### Data for processing
** Begin **
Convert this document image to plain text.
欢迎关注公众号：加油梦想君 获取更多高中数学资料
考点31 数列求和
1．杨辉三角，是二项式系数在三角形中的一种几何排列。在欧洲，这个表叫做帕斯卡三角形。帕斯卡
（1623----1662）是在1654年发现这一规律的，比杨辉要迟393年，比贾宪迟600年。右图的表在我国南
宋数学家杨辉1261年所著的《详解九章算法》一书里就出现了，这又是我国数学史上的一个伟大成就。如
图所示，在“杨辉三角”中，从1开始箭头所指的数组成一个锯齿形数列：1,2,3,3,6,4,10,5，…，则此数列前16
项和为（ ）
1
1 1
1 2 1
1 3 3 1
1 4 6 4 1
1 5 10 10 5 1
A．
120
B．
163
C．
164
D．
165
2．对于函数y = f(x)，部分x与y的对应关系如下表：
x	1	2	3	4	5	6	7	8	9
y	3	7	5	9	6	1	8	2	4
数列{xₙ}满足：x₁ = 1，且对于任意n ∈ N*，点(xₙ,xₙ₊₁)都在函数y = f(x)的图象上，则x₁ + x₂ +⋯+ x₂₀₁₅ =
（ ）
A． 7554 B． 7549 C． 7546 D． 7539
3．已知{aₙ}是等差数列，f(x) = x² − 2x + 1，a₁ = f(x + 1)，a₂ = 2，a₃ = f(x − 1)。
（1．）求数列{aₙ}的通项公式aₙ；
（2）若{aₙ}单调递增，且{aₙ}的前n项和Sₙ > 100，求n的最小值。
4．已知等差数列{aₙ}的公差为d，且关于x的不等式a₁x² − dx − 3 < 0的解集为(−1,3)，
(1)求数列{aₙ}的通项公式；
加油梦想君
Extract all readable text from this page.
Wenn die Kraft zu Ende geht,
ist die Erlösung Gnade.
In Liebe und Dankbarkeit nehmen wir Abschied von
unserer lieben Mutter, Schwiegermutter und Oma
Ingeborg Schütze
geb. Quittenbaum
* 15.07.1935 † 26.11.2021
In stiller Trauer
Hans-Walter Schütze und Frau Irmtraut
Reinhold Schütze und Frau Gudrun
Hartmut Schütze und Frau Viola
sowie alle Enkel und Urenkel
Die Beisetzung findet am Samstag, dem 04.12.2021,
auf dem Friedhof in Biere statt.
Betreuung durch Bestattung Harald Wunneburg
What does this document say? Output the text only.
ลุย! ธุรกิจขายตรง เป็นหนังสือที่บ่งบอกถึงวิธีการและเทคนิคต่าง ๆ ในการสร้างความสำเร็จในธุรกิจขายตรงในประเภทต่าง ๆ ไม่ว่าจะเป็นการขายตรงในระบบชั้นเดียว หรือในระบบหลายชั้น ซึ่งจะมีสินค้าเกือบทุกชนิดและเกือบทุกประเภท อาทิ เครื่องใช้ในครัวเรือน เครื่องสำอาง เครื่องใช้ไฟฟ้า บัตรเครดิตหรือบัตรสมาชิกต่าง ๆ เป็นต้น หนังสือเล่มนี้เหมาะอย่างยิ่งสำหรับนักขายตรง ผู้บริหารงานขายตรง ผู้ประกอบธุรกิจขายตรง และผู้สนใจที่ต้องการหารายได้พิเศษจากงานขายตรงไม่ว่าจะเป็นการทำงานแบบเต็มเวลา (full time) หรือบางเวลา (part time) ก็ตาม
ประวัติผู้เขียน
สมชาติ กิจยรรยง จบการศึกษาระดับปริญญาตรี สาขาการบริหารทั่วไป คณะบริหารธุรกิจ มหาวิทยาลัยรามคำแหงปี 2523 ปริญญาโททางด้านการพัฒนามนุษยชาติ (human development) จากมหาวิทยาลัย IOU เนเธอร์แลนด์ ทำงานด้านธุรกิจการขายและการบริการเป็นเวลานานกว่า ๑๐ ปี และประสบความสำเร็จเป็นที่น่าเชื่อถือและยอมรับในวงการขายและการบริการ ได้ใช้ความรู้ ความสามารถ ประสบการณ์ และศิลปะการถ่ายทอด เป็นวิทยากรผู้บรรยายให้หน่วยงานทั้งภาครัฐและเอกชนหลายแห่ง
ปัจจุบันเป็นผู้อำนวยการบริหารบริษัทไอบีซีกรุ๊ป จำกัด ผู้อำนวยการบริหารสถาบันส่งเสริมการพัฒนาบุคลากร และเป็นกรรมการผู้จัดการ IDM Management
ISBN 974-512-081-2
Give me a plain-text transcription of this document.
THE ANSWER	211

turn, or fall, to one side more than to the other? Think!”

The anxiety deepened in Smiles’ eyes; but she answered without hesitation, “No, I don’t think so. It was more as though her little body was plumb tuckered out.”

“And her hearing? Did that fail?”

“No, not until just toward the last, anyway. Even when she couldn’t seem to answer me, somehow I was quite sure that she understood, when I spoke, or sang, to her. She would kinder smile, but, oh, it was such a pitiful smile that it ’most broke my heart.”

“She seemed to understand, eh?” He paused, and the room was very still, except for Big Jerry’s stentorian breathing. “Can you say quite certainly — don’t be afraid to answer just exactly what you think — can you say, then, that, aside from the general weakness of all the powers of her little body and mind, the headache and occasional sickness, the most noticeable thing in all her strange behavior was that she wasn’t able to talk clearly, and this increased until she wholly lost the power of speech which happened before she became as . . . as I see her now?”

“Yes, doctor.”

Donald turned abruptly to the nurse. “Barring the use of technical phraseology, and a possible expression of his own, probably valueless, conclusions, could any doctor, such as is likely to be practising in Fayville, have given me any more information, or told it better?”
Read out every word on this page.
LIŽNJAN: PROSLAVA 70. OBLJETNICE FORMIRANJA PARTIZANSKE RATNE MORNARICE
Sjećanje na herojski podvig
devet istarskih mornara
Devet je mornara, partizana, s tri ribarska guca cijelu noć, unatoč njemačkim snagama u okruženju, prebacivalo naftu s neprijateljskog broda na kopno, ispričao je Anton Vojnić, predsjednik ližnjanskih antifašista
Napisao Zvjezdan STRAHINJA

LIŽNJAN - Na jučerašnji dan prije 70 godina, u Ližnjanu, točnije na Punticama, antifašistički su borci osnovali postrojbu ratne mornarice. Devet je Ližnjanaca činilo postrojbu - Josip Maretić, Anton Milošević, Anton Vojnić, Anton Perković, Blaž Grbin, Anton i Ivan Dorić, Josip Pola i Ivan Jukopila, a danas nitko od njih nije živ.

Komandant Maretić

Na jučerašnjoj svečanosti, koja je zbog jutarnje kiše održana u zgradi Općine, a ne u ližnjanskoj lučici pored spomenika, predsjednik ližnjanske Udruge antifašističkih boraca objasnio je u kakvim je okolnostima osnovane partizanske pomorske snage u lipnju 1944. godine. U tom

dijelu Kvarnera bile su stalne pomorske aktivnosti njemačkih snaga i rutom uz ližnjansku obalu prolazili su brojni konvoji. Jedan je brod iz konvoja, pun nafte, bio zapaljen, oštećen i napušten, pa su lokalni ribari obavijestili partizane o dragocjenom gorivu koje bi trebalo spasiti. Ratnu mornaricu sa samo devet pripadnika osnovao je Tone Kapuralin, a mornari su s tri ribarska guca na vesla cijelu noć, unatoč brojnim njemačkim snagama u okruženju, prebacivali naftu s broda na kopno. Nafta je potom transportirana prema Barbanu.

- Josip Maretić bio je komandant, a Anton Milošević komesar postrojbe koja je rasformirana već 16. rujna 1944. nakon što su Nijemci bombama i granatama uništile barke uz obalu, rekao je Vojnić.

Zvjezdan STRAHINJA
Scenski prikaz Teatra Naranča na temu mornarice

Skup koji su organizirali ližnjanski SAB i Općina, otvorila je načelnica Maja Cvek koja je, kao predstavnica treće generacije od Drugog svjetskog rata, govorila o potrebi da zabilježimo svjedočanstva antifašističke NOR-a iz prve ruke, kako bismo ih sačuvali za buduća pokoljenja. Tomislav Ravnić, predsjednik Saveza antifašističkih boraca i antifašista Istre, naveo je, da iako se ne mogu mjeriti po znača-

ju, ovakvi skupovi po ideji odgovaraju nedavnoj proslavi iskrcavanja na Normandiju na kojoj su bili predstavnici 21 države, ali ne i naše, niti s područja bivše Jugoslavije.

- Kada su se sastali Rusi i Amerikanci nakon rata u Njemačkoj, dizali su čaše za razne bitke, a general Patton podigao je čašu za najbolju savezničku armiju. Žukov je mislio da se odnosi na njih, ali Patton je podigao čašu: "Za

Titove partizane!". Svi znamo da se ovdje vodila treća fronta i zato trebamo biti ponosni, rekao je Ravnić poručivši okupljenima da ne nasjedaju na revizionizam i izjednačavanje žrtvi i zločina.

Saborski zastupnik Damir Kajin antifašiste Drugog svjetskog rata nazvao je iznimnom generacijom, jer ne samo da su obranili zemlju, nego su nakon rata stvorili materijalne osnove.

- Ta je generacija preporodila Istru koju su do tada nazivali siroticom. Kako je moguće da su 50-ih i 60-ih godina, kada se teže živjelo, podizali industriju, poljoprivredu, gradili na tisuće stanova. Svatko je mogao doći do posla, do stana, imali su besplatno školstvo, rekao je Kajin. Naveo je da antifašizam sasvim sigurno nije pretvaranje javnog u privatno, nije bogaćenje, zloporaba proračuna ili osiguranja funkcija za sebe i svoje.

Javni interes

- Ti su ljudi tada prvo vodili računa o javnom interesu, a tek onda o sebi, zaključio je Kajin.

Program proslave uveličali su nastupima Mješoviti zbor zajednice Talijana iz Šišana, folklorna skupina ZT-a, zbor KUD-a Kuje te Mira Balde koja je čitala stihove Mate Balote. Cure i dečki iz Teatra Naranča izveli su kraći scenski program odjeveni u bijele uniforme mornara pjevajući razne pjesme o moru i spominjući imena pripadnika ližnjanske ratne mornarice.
** End **
### Exercise aim
Above are the records; copy every line in them that holds the word "Naranča".

### Exercise result
Scenski prikaz Teatra Naranča na temu mornarice
Program proslave uveličali su nastupima Mješoviti zbor zajednice Talijana iz Šišana, folklorna skupina ZT-a, zbor KUD-a Kuje te Mira Balde koja je čitala stihove Mate Balote. Cure i dečki iz Teatra Naranča izveli su kraći scenski program odjeveni u bijele uniforme mornara pjevajući razne pjesme o moru i spominjući imena pripadnika ližnjanske ratne mornarice.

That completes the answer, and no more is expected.